__Data section__
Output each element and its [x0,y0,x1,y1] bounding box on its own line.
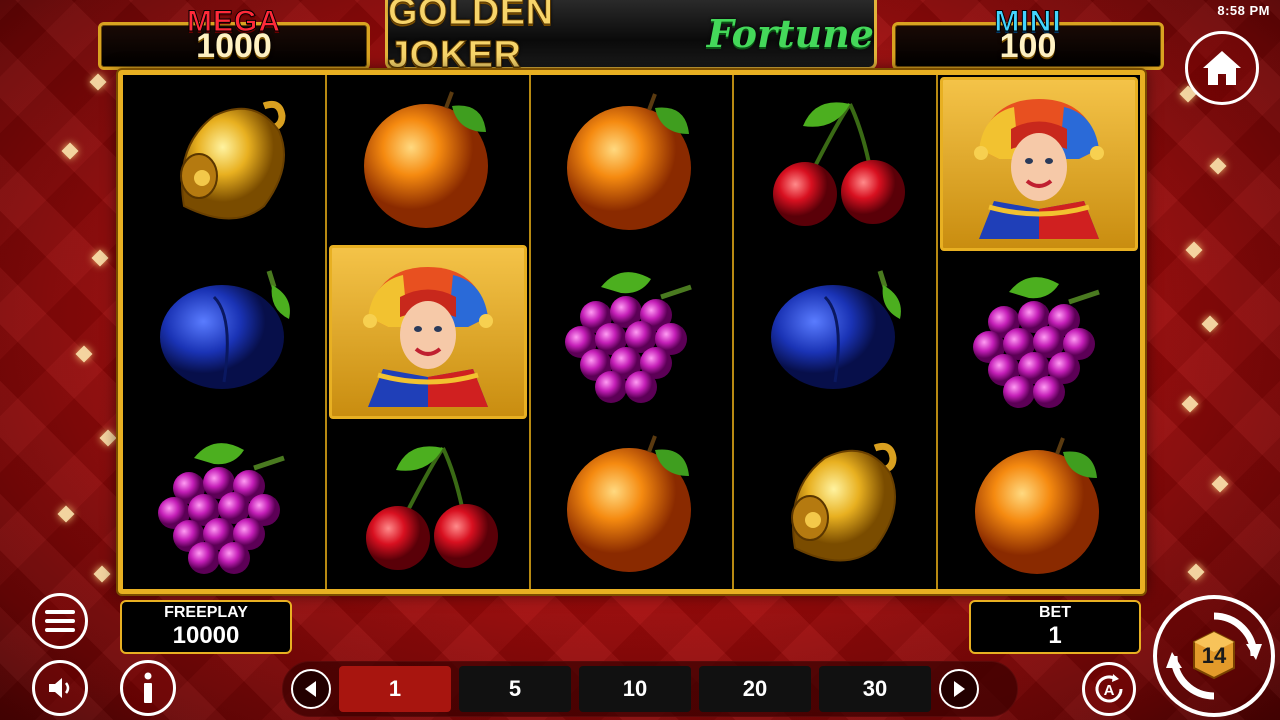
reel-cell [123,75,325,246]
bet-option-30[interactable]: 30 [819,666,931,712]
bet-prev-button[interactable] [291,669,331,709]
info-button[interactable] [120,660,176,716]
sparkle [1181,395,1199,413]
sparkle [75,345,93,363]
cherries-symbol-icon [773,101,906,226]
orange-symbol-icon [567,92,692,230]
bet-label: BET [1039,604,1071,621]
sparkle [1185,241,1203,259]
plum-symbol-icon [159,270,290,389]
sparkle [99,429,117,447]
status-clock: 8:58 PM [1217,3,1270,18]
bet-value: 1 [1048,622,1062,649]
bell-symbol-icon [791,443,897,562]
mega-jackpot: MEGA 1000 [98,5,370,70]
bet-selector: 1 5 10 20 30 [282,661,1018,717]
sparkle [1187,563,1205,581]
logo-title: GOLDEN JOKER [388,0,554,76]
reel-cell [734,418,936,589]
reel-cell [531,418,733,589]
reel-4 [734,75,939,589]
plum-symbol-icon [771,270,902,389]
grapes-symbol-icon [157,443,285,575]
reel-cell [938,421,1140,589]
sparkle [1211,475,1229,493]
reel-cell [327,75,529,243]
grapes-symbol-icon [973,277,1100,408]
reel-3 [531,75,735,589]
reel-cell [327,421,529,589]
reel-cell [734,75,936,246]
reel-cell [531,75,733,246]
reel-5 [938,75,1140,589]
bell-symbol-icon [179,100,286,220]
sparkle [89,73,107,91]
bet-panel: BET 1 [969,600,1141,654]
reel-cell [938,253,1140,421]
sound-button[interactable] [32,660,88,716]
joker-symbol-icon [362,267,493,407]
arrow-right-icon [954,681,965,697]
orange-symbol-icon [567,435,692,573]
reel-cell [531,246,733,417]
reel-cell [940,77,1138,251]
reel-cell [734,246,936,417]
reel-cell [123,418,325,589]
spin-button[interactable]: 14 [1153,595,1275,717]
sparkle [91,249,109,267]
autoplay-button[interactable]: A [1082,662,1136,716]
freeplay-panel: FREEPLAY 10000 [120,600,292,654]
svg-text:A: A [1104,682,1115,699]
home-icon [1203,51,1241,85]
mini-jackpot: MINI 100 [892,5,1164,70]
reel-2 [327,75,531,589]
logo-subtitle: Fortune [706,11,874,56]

__Short task__
Pick out each line of the data above that contains the string "panel". Case counts.

__Solution for this problem__
bet-panel: BET 1 [969,600,1141,654]
freeplay-panel: FREEPLAY 10000 [120,600,292,654]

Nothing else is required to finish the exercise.